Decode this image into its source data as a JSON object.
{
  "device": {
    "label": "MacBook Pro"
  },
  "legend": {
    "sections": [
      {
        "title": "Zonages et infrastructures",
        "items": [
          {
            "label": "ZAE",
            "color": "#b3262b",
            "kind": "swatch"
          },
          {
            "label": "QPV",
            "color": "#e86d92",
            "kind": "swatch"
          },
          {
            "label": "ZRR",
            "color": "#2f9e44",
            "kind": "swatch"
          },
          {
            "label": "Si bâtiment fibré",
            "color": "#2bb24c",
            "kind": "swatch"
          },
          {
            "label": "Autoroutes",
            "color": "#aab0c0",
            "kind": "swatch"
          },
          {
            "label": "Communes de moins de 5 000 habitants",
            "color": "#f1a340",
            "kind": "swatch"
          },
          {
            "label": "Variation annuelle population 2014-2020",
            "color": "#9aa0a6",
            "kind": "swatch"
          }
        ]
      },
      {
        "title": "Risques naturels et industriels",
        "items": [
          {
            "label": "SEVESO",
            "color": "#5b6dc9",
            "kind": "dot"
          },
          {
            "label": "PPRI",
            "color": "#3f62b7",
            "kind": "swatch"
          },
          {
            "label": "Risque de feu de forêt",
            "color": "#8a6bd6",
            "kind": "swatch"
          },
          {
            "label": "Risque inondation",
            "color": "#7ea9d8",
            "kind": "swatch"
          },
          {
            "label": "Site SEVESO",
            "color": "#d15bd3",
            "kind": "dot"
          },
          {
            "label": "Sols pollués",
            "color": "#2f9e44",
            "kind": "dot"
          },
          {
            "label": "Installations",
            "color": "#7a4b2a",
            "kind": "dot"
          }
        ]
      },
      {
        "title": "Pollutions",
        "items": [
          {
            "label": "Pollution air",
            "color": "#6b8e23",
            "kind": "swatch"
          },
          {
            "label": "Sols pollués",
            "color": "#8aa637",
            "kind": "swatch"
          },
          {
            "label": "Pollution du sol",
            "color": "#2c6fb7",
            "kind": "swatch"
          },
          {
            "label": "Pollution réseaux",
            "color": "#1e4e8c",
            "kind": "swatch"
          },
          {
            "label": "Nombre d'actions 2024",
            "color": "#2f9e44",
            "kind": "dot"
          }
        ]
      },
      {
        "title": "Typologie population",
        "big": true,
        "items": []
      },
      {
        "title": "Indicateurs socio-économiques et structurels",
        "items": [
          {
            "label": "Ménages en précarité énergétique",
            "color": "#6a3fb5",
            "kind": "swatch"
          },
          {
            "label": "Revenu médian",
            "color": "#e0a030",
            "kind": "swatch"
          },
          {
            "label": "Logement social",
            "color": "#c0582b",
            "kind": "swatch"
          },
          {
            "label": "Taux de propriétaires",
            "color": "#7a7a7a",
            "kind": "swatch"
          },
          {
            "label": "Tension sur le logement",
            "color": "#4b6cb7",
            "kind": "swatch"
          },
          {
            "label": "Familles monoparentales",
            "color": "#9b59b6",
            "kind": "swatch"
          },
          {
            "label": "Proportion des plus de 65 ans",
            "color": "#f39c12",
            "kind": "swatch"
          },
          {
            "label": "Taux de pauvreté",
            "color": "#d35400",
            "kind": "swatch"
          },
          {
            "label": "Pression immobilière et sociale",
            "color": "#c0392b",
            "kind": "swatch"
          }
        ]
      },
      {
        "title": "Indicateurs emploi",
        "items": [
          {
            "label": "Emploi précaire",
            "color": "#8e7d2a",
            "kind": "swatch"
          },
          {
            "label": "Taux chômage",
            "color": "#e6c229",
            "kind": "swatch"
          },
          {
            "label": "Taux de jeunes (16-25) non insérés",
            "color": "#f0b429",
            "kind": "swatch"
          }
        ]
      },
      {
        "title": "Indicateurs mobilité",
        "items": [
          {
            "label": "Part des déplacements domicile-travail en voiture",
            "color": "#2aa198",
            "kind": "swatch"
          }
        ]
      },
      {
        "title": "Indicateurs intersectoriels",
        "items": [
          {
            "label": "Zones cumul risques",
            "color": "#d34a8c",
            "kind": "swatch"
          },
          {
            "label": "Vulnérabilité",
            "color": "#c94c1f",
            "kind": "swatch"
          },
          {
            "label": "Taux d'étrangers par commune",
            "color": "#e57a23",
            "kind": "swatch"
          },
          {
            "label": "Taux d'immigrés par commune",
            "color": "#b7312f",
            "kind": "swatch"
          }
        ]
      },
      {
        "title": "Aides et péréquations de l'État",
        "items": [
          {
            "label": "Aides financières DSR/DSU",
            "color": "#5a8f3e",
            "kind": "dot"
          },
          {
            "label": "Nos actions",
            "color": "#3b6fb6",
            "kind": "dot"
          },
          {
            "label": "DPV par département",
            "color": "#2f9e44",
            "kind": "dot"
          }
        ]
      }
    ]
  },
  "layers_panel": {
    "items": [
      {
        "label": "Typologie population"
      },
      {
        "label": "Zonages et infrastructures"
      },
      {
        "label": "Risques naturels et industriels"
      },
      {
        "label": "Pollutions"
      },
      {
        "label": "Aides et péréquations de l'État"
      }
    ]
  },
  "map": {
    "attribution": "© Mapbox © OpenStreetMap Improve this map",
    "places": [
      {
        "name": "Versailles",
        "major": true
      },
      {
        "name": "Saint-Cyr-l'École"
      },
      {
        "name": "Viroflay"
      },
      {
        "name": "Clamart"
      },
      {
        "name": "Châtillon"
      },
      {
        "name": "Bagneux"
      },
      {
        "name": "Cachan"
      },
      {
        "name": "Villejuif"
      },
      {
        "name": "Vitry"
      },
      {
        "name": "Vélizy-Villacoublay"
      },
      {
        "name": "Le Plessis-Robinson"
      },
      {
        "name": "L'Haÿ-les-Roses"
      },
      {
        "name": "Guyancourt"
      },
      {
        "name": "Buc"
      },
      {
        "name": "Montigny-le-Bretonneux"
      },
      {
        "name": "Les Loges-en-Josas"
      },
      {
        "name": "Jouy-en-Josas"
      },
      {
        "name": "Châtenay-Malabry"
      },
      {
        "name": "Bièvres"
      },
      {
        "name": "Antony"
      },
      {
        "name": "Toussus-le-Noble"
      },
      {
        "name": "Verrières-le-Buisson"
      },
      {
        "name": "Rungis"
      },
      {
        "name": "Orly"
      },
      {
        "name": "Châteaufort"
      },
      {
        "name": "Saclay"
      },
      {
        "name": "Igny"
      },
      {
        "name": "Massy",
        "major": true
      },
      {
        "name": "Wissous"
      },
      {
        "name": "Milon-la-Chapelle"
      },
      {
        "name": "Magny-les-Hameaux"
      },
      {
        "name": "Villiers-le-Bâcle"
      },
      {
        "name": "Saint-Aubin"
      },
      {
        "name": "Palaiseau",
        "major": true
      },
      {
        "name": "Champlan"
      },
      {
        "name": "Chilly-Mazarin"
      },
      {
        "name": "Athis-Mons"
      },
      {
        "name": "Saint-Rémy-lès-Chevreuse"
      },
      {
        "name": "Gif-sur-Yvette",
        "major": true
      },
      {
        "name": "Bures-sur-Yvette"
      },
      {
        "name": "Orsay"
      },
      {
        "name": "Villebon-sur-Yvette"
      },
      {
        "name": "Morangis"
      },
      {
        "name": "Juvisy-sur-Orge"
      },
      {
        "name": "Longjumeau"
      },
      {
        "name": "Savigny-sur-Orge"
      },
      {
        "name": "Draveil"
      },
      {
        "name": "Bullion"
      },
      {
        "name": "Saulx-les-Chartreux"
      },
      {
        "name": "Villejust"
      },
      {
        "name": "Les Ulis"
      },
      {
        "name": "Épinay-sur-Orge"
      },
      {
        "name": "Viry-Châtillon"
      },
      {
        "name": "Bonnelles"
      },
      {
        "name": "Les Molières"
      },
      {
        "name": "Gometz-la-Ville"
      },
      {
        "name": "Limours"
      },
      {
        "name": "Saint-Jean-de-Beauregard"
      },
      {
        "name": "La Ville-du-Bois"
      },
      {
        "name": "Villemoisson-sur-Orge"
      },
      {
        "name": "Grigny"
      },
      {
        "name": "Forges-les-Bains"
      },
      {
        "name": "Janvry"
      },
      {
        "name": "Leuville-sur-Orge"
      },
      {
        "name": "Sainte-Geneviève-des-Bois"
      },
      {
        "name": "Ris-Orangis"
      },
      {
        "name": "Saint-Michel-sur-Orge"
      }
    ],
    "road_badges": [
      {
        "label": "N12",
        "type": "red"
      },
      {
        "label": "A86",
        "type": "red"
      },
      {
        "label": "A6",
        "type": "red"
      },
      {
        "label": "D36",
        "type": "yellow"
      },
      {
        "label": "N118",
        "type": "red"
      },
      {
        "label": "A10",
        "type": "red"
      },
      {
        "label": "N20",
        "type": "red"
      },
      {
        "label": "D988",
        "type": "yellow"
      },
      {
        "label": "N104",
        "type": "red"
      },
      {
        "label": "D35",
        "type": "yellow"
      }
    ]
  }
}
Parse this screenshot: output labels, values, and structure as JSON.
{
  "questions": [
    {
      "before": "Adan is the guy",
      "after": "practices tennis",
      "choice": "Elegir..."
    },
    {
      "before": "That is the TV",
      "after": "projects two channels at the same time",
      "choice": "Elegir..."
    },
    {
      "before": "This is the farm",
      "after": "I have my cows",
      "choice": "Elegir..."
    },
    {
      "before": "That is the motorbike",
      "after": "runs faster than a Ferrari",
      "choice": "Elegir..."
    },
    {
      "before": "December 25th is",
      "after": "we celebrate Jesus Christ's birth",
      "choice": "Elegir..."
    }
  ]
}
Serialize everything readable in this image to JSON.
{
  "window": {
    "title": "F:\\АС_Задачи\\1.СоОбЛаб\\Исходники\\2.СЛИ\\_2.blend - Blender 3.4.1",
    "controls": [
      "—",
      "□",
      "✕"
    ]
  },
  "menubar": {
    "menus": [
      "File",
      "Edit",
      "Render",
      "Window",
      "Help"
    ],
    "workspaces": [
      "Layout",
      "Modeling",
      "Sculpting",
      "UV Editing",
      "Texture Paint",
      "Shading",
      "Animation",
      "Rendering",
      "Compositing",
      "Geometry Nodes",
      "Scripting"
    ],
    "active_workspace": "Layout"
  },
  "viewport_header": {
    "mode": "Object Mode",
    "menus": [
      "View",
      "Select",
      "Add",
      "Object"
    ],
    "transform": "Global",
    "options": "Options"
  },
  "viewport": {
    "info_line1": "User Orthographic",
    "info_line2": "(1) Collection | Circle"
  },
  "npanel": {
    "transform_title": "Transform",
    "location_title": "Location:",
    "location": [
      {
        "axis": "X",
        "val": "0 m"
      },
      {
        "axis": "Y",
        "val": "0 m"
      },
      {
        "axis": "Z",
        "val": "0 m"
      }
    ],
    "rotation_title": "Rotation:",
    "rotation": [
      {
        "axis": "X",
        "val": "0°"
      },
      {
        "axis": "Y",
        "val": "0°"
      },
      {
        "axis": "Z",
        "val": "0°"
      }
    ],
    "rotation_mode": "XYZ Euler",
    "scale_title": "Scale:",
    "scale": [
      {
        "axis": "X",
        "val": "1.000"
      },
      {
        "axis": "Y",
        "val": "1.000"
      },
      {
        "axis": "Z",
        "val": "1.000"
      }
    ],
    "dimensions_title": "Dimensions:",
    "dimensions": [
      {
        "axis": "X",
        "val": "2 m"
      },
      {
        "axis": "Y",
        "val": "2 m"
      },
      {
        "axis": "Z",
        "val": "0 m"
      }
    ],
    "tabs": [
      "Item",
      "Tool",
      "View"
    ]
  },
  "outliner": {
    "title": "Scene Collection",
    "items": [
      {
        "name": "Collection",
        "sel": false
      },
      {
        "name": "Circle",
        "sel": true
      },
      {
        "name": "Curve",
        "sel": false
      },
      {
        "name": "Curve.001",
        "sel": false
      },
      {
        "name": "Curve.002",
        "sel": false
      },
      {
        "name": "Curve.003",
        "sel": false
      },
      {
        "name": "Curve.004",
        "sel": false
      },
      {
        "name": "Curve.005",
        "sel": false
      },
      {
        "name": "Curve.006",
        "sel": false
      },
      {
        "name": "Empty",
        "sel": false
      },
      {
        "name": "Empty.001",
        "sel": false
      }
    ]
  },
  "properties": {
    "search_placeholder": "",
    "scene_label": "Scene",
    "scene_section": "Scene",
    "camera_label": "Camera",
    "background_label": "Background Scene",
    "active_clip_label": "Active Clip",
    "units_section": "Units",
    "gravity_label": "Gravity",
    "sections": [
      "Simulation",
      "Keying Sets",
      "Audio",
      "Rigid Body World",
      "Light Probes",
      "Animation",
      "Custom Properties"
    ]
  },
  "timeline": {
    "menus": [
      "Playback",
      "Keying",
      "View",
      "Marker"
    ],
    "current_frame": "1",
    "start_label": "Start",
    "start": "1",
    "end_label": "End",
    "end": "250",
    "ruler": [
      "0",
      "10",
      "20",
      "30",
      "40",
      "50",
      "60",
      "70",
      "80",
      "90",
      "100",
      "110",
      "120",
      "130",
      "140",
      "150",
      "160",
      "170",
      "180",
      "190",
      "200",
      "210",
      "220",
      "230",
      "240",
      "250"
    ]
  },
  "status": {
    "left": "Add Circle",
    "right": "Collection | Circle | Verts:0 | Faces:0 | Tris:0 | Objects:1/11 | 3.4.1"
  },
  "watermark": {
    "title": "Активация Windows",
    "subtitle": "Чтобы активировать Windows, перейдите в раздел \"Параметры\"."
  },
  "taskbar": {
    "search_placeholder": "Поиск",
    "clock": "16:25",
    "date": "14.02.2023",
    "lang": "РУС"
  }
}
___
> EXERCISE BRIEF
Return nothing except the number of lines that include the string "infrastructures".

> TASK SOLUTION
2